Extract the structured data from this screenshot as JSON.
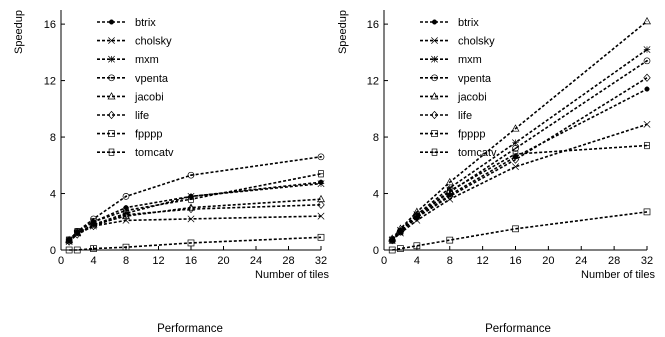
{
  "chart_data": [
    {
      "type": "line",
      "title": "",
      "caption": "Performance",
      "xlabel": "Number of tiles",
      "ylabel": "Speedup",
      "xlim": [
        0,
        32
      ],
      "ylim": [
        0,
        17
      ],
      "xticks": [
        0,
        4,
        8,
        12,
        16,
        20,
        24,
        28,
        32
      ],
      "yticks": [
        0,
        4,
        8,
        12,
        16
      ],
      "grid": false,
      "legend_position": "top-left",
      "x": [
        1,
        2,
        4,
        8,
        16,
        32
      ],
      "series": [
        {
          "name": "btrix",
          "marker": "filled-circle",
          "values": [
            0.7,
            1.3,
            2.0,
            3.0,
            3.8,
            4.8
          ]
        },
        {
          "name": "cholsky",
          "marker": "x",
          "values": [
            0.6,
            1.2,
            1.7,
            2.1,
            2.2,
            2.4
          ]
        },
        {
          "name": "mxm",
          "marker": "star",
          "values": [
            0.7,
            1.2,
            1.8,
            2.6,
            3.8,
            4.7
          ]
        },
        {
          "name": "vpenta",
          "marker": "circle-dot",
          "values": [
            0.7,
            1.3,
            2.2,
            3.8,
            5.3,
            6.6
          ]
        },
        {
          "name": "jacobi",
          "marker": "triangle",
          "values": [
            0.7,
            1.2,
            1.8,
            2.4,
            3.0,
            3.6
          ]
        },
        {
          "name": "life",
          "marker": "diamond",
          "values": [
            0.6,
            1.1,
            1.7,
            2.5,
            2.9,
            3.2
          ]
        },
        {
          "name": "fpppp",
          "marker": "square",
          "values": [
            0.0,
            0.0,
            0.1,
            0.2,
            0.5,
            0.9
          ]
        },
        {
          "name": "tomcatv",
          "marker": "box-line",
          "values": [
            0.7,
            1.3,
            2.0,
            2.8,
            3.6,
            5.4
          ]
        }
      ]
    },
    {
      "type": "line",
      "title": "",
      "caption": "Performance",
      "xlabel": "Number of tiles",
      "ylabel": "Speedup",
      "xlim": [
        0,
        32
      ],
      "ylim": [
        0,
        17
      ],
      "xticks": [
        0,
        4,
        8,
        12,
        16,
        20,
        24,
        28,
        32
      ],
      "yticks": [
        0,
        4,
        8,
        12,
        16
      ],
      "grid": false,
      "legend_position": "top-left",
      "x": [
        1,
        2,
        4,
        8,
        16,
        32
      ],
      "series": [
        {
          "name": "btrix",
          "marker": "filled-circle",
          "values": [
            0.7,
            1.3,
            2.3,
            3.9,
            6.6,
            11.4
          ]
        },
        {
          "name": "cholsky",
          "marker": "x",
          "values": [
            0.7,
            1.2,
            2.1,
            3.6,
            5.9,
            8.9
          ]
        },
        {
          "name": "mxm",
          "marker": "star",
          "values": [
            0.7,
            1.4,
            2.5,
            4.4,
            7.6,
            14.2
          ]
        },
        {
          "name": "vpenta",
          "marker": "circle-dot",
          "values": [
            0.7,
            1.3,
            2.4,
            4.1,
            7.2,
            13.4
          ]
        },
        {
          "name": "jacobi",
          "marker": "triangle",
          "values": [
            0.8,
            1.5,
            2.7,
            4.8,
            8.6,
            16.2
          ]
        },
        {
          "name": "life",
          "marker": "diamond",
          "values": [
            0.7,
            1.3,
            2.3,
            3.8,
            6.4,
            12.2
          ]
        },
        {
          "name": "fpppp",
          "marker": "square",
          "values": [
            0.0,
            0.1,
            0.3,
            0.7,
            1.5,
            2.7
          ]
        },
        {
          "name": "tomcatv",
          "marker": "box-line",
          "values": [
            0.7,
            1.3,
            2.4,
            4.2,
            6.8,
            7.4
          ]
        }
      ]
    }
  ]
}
++++
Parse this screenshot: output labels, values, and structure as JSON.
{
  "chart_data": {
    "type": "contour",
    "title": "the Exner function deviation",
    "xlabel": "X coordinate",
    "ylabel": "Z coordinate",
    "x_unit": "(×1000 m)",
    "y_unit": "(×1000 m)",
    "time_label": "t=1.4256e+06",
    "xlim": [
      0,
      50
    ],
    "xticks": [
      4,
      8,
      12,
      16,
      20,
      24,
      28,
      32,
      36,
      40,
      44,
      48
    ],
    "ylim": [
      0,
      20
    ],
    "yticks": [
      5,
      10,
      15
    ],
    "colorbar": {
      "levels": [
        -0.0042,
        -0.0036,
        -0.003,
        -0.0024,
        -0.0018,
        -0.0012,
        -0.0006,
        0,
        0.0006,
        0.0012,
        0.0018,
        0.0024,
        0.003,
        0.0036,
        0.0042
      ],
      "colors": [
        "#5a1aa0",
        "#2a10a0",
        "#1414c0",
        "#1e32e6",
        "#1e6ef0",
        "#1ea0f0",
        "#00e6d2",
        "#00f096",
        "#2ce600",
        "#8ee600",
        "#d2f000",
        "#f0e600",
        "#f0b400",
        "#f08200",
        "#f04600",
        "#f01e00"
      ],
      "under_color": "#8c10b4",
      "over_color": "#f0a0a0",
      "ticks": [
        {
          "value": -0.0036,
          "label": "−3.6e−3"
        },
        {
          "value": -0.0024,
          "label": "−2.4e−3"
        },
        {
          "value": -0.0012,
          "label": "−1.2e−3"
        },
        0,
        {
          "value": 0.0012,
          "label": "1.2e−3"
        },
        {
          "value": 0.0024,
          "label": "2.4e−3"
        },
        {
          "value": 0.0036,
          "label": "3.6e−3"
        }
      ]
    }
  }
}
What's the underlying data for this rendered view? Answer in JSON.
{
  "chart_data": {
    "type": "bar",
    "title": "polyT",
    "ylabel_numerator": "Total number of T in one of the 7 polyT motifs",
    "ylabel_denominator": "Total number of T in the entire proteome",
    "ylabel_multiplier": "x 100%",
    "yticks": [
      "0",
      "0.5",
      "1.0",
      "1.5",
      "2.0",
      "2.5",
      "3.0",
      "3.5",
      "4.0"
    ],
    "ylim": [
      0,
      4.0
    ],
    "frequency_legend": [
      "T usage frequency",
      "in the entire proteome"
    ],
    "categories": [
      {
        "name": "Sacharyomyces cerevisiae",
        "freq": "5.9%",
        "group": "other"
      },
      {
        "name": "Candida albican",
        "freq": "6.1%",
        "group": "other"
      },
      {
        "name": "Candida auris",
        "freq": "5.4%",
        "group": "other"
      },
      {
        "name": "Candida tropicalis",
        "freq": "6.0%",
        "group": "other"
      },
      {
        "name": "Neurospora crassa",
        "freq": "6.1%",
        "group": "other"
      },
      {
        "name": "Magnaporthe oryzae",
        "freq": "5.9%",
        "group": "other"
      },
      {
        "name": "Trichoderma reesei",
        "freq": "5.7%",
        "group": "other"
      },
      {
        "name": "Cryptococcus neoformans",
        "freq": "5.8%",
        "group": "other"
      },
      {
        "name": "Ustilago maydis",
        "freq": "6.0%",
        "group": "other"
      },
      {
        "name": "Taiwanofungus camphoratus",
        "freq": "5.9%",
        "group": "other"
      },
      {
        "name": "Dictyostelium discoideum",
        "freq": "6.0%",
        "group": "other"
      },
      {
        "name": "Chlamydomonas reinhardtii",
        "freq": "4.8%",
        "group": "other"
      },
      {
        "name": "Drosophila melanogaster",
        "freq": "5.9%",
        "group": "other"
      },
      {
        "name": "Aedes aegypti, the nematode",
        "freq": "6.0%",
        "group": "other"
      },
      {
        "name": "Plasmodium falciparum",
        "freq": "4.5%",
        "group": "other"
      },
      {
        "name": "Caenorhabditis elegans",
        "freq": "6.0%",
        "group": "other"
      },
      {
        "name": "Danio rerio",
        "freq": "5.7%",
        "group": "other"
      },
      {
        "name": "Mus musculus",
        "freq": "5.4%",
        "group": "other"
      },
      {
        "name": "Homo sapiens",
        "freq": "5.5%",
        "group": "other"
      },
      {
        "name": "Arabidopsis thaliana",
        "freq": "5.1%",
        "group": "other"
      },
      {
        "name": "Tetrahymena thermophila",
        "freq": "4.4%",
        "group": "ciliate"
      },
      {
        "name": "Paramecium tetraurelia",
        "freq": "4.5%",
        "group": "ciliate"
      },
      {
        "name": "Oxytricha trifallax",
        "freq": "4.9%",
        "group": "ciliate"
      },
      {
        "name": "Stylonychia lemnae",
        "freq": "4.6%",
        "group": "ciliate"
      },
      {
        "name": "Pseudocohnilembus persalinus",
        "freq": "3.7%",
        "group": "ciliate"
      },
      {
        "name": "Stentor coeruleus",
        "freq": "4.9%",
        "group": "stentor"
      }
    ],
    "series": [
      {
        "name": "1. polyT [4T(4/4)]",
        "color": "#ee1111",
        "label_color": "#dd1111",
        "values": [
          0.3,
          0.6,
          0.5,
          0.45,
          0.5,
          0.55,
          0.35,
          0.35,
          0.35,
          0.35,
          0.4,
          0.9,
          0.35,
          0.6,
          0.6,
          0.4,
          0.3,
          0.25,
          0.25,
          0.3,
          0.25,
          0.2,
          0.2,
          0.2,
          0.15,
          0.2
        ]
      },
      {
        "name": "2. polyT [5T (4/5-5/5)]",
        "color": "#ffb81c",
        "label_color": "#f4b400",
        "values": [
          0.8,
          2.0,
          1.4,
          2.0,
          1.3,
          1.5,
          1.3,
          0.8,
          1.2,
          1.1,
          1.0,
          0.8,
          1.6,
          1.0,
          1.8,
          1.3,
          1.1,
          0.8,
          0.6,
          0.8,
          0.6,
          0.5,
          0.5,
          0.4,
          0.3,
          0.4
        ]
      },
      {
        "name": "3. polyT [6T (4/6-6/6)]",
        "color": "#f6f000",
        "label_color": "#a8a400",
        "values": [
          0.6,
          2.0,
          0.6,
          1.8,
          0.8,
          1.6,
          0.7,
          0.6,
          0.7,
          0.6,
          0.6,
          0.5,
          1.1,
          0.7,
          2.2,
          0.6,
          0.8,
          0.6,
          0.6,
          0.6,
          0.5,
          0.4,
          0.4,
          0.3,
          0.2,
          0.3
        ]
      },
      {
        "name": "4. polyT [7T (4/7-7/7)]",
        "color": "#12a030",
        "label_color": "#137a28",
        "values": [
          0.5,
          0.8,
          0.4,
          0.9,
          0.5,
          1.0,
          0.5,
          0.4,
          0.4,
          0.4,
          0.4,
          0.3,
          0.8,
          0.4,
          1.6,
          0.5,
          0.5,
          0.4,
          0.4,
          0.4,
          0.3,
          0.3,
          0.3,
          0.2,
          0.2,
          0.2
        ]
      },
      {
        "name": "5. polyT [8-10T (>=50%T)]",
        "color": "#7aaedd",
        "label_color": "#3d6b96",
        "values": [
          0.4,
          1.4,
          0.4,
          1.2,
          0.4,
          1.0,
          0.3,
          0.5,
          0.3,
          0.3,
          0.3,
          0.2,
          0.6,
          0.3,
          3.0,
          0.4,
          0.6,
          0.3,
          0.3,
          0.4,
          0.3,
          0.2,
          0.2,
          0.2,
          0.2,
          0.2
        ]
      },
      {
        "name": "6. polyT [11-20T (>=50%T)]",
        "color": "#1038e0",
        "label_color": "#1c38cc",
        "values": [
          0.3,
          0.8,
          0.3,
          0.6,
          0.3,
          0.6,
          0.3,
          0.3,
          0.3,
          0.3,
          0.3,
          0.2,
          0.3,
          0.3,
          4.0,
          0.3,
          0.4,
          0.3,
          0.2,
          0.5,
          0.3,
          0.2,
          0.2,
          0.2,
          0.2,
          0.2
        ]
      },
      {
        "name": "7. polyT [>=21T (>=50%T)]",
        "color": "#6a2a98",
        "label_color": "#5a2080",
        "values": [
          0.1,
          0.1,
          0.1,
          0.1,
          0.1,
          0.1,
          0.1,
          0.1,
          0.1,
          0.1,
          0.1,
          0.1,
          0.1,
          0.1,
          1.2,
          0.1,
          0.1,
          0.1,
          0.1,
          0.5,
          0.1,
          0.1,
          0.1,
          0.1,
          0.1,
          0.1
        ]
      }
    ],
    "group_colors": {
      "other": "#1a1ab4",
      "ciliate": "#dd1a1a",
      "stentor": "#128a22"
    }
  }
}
++++
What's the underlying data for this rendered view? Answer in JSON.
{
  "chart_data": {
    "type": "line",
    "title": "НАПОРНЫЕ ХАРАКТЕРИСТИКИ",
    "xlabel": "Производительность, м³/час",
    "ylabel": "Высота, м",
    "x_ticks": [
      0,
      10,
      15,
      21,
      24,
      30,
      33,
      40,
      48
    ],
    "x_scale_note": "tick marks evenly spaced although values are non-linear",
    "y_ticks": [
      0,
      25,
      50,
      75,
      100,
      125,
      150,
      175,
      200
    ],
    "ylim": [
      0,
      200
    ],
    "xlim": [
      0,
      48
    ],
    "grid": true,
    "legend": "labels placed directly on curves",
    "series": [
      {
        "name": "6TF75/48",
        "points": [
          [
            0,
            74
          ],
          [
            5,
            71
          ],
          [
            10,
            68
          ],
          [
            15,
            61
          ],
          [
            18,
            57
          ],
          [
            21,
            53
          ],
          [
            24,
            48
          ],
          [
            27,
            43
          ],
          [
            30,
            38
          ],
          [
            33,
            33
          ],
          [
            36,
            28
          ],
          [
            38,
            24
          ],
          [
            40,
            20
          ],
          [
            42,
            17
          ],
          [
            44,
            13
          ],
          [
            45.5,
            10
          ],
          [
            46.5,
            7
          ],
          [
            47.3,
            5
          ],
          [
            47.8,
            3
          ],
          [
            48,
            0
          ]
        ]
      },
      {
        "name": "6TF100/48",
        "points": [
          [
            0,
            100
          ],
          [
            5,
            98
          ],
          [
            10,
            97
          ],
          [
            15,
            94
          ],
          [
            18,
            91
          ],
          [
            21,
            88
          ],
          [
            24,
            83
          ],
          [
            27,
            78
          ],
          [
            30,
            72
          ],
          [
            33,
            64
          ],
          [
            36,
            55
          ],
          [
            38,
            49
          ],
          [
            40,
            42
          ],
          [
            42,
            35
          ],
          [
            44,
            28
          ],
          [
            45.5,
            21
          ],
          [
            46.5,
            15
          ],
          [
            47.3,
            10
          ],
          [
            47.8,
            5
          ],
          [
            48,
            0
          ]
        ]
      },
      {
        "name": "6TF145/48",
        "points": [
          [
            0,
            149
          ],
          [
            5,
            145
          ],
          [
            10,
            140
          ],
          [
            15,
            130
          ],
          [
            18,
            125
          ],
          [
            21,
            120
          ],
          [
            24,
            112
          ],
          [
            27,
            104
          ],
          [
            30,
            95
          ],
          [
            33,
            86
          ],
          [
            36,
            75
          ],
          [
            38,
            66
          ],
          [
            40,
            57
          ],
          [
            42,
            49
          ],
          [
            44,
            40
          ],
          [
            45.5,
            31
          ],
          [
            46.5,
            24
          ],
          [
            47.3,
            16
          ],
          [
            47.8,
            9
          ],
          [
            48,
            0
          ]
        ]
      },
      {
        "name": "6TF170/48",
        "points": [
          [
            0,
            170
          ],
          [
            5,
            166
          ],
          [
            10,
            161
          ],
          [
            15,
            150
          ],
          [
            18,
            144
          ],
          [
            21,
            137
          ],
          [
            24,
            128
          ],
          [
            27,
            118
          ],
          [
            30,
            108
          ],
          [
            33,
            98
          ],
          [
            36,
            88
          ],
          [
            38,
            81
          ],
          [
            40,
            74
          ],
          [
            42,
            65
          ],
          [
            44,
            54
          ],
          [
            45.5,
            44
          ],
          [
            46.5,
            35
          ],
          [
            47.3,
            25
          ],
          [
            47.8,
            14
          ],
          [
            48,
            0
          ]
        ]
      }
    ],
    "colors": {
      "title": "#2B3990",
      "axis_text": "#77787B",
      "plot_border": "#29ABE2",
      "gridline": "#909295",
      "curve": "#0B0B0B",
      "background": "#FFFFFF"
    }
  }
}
++++
To do ▸ Where a line in the entries holds the word "polyT", copy that line.

Result for this task ▸
    "title": "polyT",
    "ylabel_numerator": "Total number of T in one of the 7 polyT motifs",
        "name": "1. polyT [4T(4/4)]",
        "name": "2. polyT [5T (4/5-5/5)]",
        "name": "3. polyT [6T (4/6-6/6)]",
        "name": "4. polyT [7T (4/7-7/7)]",
        "name": "5. polyT [8-10T (>=50%T)]",
        "name": "6. polyT [11-20T (>=50%T)]",
        "name": "7. polyT [>=21T (>=50%T)]",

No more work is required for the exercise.